# Start of Data to use

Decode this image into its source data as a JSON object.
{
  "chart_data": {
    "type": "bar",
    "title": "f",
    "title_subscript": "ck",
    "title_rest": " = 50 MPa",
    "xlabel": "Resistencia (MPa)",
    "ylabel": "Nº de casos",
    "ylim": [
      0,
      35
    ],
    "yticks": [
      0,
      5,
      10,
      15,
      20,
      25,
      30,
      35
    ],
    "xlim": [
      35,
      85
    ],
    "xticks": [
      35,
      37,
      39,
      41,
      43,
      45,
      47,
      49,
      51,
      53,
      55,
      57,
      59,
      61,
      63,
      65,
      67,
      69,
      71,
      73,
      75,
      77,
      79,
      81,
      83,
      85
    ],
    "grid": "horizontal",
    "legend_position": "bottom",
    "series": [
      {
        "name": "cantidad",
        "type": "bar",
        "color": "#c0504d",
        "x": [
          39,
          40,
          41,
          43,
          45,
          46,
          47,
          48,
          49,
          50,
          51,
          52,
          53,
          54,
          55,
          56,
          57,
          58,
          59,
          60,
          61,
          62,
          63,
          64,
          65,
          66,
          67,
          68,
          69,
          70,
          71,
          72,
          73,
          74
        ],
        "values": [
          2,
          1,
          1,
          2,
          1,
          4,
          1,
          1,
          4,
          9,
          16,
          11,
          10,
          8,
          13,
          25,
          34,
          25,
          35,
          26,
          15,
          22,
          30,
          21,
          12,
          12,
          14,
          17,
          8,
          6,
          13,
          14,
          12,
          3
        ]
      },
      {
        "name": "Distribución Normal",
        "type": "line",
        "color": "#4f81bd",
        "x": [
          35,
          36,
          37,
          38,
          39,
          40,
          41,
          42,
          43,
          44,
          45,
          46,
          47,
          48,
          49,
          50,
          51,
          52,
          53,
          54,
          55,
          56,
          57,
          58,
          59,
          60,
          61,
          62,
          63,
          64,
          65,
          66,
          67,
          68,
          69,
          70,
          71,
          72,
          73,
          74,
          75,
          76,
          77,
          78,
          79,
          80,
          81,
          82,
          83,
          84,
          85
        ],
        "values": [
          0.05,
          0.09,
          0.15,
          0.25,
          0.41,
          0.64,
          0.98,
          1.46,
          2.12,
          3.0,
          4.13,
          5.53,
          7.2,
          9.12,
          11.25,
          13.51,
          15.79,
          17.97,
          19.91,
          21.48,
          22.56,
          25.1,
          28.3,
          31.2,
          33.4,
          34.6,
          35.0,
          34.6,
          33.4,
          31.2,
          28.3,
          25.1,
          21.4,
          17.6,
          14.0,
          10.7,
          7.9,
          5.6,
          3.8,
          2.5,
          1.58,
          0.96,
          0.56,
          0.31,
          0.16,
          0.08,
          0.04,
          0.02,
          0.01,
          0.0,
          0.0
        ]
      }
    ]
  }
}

# End of Data to use

Exercise: Extract all the entries word for word.

Final answer:
Decode this image into its source data as a JSON object.
{
  "chart_data": {
    "type": "bar",
    "title": "f",
    "title_subscript": "ck",
    "title_rest": " = 50 MPa",
    "xlabel": "Resistencia (MPa)",
    "ylabel": "Nº de casos",
    "ylim": [
      0,
      35
    ],
    "yticks": [
      0,
      5,
      10,
      15,
      20,
      25,
      30,
      35
    ],
    "xlim": [
      35,
      85
    ],
    "xticks": [
      35,
      37,
      39,
      41,
      43,
      45,
      47,
      49,
      51,
      53,
      55,
      57,
      59,
      61,
      63,
      65,
      67,
      69,
      71,
      73,
      75,
      77,
      79,
      81,
      83,
      85
    ],
    "grid": "horizontal",
    "legend_position": "bottom",
    "series": [
      {
        "name": "cantidad",
        "type": "bar",
        "color": "#c0504d",
        "x": [
          39,
          40,
          41,
          43,
          45,
          46,
          47,
          48,
          49,
          50,
          51,
          52,
          53,
          54,
          55,
          56,
          57,
          58,
          59,
          60,
          61,
          62,
          63,
          64,
          65,
          66,
          67,
          68,
          69,
          70,
          71,
          72,
          73,
          74
        ],
        "values": [
          2,
          1,
          1,
          2,
          1,
          4,
          1,
          1,
          4,
          9,
          16,
          11,
          10,
          8,
          13,
          25,
          34,
          25,
          35,
          26,
          15,
          22,
          30,
          21,
          12,
          12,
          14,
          17,
          8,
          6,
          13,
          14,
          12,
          3
        ]
      },
      {
        "name": "Distribución Normal",
        "type": "line",
        "color": "#4f81bd",
        "x": [
          35,
          36,
          37,
          38,
          39,
          40,
          41,
          42,
          43,
          44,
          45,
          46,
          47,
          48,
          49,
          50,
          51,
          52,
          53,
          54,
          55,
          56,
          57,
          58,
          59,
          60,
          61,
          62,
          63,
          64,
          65,
          66,
          67,
          68,
          69,
          70,
          71,
          72,
          73,
          74,
          75,
          76,
          77,
          78,
          79,
          80,
          81,
          82,
          83,
          84,
          85
        ],
        "values": [
          0.05,
          0.09,
          0.15,
          0.25,
          0.41,
          0.64,
          0.98,
          1.46,
          2.12,
          3.0,
          4.13,
          5.53,
          7.2,
          9.12,
          11.25,
          13.51,
          15.79,
          17.97,
          19.91,
          21.48,
          22.56,
          25.1,
          28.3,
          31.2,
          33.4,
          34.6,
          35.0,
          34.6,
          33.4,
          31.2,
          28.3,
          25.1,
          21.4,
          17.6,
          14.0,
          10.7,
          7.9,
          5.6,
          3.8,
          2.5,
          1.58,
          0.96,
          0.56,
          0.31,
          0.16,
          0.08,
          0.04,
          0.02,
          0.01,
          0.0,
          0.0
        ]
      }
    ]
  }
}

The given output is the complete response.